DATA SUPPLIED —
::::
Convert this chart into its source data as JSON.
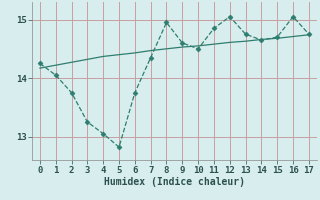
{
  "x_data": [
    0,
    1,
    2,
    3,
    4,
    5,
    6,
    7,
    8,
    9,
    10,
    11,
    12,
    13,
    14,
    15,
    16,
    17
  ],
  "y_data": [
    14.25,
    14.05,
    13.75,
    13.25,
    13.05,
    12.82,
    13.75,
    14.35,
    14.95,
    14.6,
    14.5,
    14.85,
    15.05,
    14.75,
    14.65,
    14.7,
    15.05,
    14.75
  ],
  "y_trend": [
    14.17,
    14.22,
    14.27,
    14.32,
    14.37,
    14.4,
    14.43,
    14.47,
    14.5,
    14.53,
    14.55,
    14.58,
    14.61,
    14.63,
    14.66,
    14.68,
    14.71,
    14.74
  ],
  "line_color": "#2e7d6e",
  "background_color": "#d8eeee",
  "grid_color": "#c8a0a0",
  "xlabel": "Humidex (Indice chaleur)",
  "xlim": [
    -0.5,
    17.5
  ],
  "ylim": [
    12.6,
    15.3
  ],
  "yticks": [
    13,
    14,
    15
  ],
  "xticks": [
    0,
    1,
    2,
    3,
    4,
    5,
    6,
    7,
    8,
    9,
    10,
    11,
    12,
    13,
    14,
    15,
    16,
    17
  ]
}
::::
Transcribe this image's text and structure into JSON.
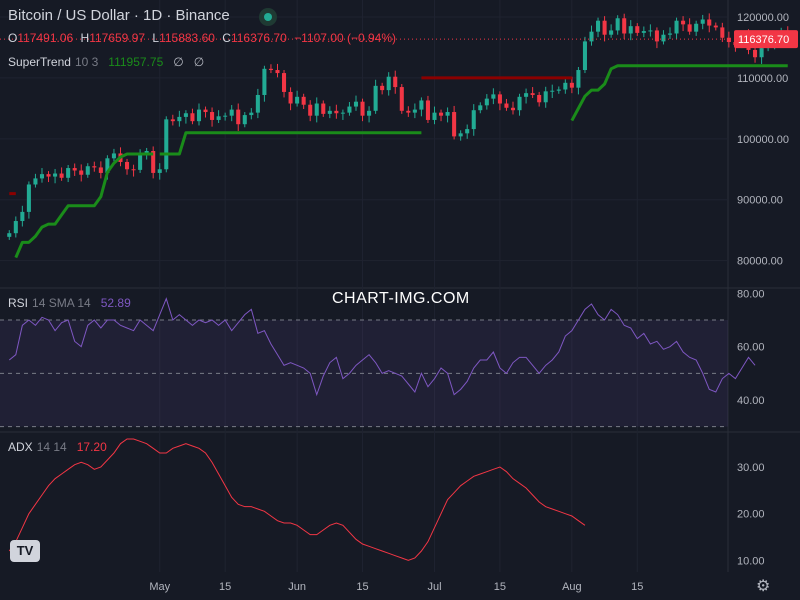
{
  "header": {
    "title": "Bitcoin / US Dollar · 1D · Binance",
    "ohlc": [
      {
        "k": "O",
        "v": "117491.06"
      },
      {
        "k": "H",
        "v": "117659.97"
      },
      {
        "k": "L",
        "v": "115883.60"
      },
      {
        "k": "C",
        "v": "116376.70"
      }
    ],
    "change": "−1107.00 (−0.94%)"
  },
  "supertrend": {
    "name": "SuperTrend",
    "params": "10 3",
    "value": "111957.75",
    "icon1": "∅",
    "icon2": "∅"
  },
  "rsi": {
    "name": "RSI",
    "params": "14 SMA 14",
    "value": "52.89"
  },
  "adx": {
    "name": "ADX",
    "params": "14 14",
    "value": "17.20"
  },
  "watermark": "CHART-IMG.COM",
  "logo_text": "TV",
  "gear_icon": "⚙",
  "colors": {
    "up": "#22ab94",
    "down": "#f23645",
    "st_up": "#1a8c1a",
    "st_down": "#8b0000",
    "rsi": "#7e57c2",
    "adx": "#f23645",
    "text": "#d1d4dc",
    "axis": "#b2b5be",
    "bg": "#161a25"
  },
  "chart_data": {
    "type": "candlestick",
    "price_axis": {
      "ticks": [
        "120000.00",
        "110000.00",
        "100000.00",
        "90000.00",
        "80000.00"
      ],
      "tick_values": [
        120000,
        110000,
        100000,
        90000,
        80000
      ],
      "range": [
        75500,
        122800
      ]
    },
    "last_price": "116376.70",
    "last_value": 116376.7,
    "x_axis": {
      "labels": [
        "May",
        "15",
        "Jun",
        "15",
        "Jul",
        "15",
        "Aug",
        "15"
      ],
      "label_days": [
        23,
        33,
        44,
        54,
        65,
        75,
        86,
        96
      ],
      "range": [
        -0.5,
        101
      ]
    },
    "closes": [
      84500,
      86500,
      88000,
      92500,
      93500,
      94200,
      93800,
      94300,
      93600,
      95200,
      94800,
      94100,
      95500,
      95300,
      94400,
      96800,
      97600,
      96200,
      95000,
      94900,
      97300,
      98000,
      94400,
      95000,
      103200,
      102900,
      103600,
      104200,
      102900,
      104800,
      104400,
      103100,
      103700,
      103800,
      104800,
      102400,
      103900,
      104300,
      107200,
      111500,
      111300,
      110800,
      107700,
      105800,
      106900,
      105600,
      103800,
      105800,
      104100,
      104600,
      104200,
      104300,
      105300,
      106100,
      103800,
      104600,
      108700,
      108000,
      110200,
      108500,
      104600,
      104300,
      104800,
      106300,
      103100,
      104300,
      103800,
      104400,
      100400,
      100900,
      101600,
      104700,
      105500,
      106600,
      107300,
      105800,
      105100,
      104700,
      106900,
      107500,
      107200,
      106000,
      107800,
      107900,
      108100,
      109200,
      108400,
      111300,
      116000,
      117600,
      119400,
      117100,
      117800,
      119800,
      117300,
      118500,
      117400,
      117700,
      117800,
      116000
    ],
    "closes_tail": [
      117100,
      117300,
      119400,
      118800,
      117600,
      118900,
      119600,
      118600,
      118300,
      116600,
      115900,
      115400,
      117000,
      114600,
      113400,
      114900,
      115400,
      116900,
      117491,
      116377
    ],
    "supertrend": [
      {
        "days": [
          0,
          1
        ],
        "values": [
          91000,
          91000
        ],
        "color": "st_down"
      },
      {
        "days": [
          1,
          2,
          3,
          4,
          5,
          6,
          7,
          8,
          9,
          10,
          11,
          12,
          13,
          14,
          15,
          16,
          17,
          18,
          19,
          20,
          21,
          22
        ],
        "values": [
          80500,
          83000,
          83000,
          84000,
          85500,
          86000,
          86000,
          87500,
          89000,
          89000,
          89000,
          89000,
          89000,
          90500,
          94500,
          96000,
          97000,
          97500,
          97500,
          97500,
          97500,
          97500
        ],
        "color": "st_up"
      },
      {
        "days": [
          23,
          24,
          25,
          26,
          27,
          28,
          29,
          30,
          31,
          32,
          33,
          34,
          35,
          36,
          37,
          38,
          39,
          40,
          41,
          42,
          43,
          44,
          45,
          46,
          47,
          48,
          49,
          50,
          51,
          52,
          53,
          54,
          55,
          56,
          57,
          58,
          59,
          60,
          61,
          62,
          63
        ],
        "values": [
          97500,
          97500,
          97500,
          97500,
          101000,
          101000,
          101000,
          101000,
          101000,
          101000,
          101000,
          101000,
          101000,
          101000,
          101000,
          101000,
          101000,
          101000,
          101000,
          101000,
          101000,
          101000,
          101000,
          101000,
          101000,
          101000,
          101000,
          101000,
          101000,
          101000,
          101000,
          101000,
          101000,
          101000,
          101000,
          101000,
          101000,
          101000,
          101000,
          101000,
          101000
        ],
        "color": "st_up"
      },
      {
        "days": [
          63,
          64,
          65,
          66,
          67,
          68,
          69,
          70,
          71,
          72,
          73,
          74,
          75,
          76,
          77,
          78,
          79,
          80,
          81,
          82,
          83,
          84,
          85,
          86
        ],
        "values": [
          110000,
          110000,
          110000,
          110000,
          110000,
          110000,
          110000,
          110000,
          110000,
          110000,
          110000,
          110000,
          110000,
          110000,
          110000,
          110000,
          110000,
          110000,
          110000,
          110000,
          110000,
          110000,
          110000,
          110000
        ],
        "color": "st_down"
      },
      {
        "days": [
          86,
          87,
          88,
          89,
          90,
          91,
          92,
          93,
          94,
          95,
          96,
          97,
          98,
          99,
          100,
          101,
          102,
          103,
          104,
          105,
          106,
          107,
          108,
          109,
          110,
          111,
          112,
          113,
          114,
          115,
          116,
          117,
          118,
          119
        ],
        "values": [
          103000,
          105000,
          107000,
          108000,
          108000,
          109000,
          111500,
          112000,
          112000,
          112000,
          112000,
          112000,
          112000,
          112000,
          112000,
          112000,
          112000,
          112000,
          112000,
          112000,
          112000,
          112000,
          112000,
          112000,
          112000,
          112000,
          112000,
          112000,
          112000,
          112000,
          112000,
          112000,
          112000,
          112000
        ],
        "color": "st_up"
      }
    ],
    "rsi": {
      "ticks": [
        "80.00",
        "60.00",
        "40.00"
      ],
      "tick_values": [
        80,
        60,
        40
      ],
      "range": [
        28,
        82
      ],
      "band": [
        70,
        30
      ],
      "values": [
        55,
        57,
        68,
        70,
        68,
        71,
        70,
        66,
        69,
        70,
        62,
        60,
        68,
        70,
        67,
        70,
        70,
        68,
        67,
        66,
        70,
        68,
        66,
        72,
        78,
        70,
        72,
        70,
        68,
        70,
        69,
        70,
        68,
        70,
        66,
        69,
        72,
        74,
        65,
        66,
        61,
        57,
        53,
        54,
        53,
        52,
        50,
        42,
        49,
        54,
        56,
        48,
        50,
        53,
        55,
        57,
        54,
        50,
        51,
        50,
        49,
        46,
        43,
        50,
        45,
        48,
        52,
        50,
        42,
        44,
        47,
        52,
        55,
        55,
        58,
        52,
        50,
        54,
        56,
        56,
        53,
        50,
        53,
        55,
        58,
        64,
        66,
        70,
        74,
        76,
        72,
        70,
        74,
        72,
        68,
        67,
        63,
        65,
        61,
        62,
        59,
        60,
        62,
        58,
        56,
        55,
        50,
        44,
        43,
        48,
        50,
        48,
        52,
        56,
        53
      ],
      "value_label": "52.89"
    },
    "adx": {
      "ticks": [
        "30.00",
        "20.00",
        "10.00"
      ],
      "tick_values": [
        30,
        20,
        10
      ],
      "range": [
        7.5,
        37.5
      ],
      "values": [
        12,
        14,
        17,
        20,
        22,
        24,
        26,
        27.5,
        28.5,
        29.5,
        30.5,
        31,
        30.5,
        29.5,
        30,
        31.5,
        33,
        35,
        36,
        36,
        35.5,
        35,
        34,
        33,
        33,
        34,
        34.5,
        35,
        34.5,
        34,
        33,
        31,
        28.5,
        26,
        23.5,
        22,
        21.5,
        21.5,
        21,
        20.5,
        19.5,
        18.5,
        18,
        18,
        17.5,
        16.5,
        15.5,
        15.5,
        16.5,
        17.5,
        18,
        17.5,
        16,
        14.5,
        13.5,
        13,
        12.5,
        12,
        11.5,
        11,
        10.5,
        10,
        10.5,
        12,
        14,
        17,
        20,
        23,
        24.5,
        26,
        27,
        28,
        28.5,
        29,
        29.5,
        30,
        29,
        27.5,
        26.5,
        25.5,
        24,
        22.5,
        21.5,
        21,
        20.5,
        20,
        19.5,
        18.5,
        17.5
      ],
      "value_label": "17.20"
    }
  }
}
::::
SET PROBLEM —
Copy out each line that contains the word "params".

RESULT OF THE EXERCISE —
    "params": "10 3",
    "params": "14 SMA 14",
    "params": "14 14",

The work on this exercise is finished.